▸ REQUIRED TASK: Extract the lines exactly as they appear, covering everything from the start of the records down to the line containing "legend-label: Djerma — [990, 689, 1071, 715]".
◆ ◆ ◆
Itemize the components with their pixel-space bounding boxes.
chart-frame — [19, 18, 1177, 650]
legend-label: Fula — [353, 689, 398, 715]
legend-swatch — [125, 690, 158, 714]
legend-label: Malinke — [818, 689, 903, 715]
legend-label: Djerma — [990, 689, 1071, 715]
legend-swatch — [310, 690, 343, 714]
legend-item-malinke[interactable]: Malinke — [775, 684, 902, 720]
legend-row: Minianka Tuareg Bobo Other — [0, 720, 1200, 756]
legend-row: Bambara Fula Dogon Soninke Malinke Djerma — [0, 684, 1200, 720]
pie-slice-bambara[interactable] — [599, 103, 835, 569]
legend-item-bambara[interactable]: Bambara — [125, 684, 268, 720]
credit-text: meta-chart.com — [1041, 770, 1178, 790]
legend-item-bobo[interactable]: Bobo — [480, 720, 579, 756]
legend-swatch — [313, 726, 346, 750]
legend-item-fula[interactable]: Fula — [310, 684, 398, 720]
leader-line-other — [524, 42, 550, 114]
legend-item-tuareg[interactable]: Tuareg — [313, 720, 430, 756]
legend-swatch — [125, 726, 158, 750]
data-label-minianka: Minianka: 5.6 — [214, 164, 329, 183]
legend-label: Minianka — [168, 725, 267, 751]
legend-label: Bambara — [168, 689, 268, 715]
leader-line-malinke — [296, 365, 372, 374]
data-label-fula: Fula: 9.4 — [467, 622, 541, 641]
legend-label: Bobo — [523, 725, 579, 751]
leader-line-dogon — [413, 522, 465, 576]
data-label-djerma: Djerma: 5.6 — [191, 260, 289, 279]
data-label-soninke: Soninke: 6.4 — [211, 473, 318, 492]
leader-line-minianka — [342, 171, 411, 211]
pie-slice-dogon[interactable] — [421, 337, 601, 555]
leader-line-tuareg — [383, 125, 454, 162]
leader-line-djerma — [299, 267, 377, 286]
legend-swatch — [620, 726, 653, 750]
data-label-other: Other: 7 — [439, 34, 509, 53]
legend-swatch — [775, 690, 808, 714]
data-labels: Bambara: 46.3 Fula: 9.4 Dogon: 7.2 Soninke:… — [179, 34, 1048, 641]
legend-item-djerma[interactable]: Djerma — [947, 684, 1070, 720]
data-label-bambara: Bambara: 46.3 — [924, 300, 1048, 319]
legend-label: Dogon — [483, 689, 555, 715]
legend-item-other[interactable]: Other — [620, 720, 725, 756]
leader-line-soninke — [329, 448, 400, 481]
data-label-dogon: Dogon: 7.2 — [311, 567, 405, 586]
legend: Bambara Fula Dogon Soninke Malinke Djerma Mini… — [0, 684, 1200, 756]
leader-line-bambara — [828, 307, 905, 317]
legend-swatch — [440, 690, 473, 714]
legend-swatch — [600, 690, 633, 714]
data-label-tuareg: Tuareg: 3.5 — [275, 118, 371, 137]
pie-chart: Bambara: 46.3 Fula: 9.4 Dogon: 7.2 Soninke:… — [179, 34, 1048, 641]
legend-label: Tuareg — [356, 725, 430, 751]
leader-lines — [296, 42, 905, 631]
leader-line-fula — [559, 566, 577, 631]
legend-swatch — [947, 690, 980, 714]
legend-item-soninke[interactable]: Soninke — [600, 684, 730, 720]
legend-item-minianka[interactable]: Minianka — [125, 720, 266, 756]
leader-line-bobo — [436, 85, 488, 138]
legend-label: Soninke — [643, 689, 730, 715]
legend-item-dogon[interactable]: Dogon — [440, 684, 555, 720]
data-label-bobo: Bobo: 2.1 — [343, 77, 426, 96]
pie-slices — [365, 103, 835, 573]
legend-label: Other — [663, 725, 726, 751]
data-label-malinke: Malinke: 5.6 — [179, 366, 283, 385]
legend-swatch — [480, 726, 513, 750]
◆ ◆ ◆
▸ EXERCISE OUTPUT:
Itemize the components with their pixel-space bounding boxes.
chart-frame — [19, 18, 1177, 650]
legend-label: Fula — [353, 689, 398, 715]
legend-swatch — [125, 690, 158, 714]
legend-label: Malinke — [818, 689, 903, 715]
legend-label: Djerma — [990, 689, 1071, 715]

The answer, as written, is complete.